[BEGIN DOCUMENT EXCERPT]

The html-minifier-terser package helped with the memory consumption to some degree (heap especially, rss to some degree), but it seems to have broken the metascraper because the output for the metadata are all null values:

Meta data {
  description: null,
  image: null,
  title: null,
  url: 'https://docs.google.com/document/d/1bGgGlc1YXSiR3cwbGDhuZUF7bz9djnTlV1qMP0-xhMM?usp=sharing'
}

Also it looks like using the jemalloc memory manager only partially fixed the issue. It seemed to helped a lot with the slow memory leak I was seeing that was causing our servers to crash after about 3 days, even when users don't paste links to large files on our app. Memory seems to be holding steady between 180mb and 300mb. But it hasn't helped with the massive memory spikes we get with individual large files that cause the containers to crash at random times. We're still getting between 1 and 4 or those per day per container, depending on what the users post.

[END DOCUMENT EXCERPT]

(PROBLEMS TO WORK ON):
- 1) Name every field shown in the metadata output in the forum post on memory consumption.
- 2) Carry the forum post on memory consumption forward, beginning right after its last sentence.

[BEGIN COLLECTED MATERIAL]

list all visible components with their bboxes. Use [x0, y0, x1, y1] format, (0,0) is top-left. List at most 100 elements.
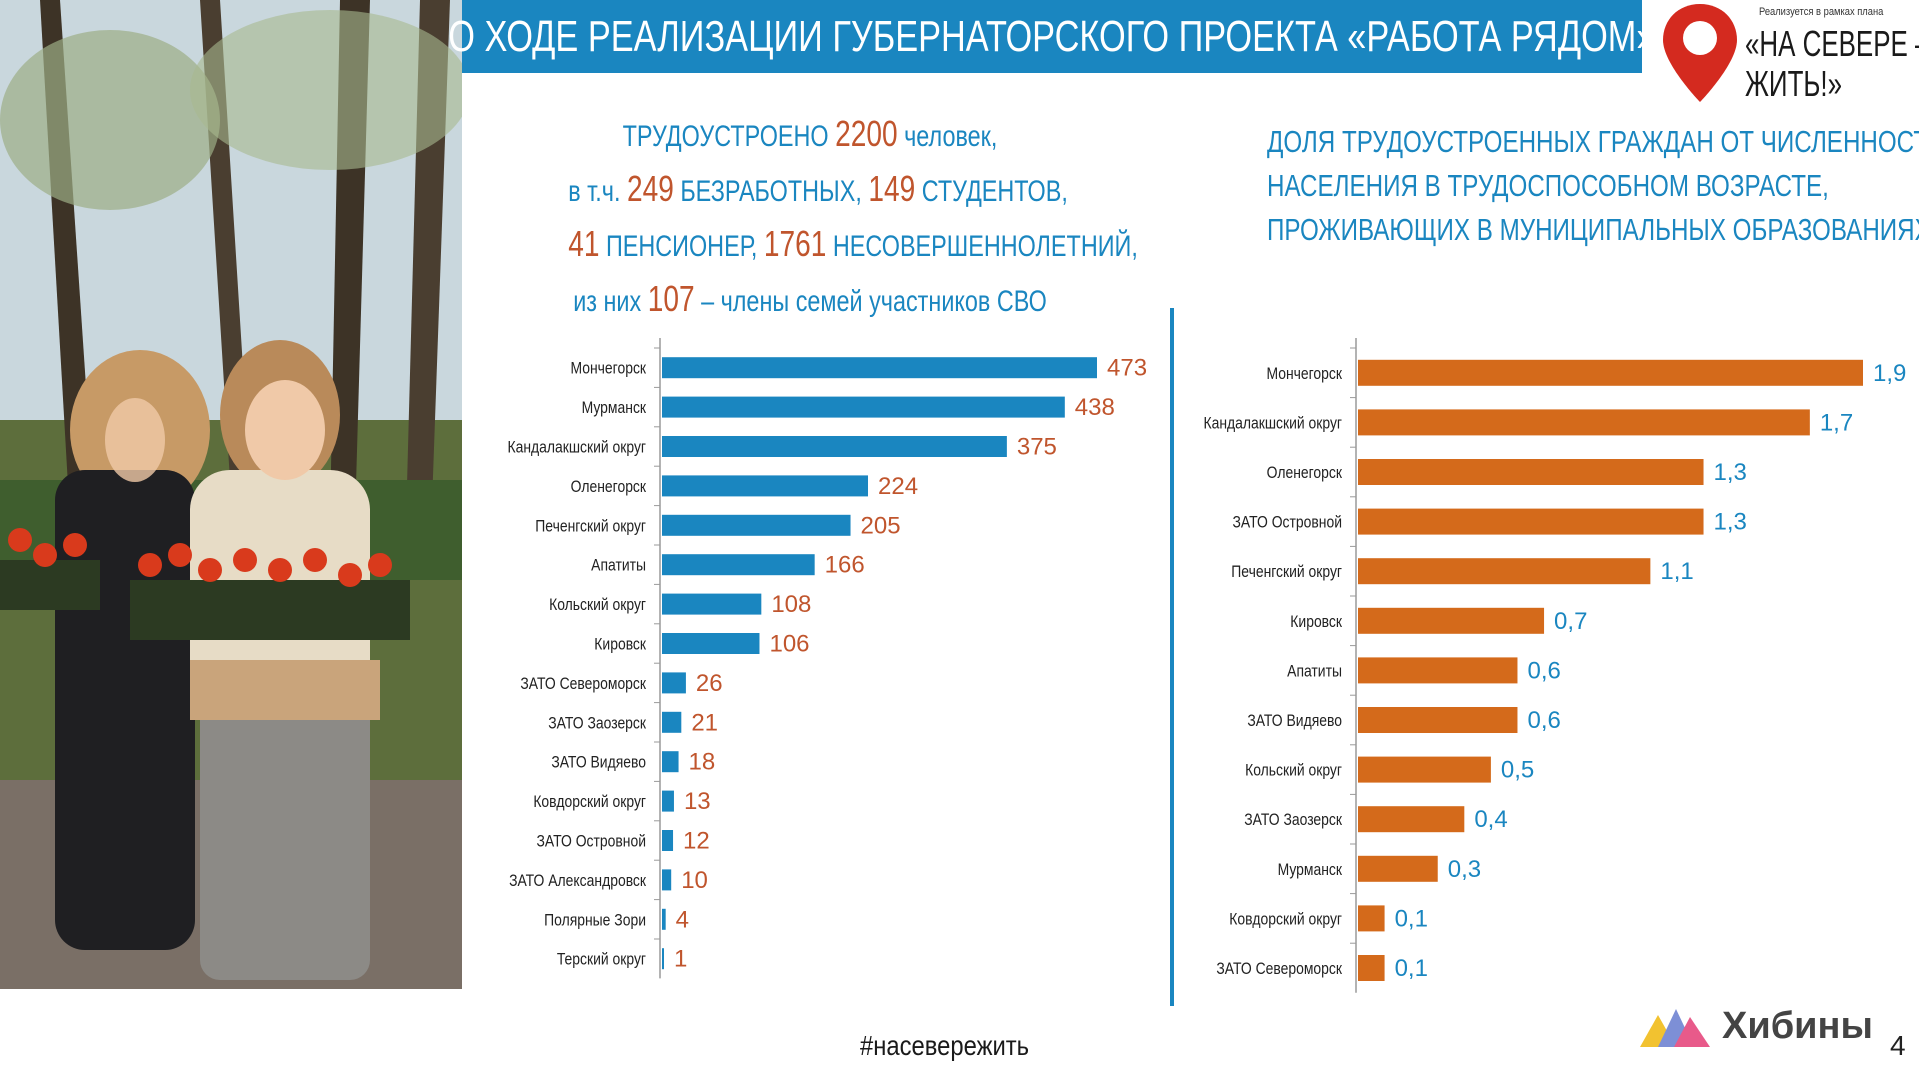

[END COLLECTED MATERIAL]

(PER-TASK OUTPUTS):
- 1) description, image, title, url

- 2)
Screenshot 2024-02-18 at 9 58 33 AM

We seem to be getting fewer of them, but is most likely because our users aren't as active over weekends.

Screenshot 2024-02-18 at 10 03 25 AM

Next week I'm going to see if I can identify if the spike files have anything in common besides their size. We had this issue in the past with version 5.0.3 of the metascraper, but were able to work around it by skipping the scraping for html over 3mb. But the issue seems to be worse in the latest metascraper version. Here we are skipping all files over 2mb and it's still crashing. Maybe if the files spiking the memory have some other common attributes besides size, I can filter those out as well.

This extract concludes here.